> Stated goal
In the listing below, locate the lines that hold "text" and copy them.

- - - -

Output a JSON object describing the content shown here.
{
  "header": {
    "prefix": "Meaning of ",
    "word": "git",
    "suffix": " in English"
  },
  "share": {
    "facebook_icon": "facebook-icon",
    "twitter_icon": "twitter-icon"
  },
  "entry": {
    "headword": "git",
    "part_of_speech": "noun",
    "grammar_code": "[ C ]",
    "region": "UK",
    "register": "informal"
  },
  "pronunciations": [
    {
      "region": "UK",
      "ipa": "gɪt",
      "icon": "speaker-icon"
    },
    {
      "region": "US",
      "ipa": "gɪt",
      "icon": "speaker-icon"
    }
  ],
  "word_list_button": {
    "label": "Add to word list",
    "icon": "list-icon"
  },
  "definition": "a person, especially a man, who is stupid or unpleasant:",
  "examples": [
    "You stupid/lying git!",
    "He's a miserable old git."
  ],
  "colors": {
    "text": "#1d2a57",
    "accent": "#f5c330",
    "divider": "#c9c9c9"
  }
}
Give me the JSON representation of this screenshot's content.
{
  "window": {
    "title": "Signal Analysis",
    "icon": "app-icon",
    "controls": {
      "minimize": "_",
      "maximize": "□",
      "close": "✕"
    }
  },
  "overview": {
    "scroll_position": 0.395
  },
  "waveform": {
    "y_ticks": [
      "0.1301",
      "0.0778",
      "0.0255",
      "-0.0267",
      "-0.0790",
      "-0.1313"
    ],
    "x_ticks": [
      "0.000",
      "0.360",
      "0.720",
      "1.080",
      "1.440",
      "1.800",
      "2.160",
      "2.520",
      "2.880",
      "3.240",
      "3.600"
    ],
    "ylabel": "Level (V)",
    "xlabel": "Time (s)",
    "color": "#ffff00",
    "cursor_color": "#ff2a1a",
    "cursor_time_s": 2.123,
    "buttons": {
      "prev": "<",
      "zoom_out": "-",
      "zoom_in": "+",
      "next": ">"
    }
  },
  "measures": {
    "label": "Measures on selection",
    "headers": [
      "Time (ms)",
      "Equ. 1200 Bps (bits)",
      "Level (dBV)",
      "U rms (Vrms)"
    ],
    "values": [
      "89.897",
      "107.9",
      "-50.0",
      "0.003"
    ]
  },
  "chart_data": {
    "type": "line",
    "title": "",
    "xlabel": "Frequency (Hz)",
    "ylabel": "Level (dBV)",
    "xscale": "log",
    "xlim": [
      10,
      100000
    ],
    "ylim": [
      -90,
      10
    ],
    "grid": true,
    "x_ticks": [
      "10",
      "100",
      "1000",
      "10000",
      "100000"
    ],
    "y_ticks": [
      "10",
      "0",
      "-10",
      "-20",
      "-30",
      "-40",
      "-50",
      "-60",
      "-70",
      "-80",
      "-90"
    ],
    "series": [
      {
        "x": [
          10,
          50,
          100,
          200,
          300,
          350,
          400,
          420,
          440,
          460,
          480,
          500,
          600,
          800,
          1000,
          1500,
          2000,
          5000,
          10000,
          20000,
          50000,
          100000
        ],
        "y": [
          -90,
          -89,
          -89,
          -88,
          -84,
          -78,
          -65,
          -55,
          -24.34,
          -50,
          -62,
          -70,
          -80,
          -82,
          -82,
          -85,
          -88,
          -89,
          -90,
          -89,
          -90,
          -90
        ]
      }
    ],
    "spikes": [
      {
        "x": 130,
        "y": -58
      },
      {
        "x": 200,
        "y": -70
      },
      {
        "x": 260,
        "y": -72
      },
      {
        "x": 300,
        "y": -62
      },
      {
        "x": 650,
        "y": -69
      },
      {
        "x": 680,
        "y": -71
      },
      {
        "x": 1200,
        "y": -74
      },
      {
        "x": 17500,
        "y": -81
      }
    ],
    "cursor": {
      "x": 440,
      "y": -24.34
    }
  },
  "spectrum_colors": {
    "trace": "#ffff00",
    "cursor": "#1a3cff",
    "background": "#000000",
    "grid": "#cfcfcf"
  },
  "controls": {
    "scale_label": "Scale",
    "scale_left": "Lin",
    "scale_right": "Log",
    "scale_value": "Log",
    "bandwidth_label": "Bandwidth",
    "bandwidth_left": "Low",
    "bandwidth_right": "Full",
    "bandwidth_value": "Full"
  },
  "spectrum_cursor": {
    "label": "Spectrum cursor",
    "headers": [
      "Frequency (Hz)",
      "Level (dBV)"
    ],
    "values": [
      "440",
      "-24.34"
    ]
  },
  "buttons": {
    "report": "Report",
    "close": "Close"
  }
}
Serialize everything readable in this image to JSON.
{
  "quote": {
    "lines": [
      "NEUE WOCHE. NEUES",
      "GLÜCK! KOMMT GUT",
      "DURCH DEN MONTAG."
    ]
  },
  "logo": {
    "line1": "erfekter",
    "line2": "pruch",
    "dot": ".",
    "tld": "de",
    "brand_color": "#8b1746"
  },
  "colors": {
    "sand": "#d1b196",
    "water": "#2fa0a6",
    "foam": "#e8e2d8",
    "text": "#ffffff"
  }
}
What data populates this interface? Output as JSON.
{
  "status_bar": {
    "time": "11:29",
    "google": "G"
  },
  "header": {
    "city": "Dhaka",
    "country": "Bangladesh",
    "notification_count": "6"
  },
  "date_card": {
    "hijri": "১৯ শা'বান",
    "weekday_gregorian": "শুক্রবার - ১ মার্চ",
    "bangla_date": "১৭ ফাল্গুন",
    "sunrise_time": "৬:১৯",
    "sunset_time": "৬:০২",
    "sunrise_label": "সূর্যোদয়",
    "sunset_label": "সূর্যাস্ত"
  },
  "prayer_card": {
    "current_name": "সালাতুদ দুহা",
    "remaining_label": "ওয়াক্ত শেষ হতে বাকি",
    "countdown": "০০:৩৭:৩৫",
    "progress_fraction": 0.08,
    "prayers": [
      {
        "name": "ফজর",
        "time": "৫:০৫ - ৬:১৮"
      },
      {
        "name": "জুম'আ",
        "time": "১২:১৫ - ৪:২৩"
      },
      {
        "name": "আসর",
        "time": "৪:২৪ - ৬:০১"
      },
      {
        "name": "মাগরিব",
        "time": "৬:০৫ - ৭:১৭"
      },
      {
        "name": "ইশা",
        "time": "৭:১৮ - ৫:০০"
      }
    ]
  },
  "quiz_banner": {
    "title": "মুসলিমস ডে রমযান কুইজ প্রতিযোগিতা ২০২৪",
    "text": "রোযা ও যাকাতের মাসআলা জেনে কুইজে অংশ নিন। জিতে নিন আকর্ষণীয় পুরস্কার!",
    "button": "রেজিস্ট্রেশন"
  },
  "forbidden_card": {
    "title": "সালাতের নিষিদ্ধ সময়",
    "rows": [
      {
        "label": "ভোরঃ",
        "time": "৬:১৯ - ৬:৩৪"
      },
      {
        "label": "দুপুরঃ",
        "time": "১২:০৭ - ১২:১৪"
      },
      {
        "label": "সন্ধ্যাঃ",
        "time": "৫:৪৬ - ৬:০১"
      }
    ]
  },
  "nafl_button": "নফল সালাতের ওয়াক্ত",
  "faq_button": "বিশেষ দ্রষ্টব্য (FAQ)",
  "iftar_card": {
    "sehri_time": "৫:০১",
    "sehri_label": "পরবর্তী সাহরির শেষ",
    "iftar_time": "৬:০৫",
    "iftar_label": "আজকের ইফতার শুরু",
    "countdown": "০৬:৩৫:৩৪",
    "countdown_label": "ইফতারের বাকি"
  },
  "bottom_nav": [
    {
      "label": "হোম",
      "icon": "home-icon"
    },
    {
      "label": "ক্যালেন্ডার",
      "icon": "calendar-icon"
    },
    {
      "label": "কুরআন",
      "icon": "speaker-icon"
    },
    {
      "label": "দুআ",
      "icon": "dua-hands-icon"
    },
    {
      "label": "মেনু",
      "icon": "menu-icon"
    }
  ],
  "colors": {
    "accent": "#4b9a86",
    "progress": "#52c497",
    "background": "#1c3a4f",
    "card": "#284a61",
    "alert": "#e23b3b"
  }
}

- - - -

> Task solution
    "text": "#1d2a57",
    "text": "#ffffff"
    "text": "রোযা ও যাকাতের মাসআলা জেনে কুইজে অংশ নিন। জিতে নিন আকর্ষণীয় পুরস্কার!",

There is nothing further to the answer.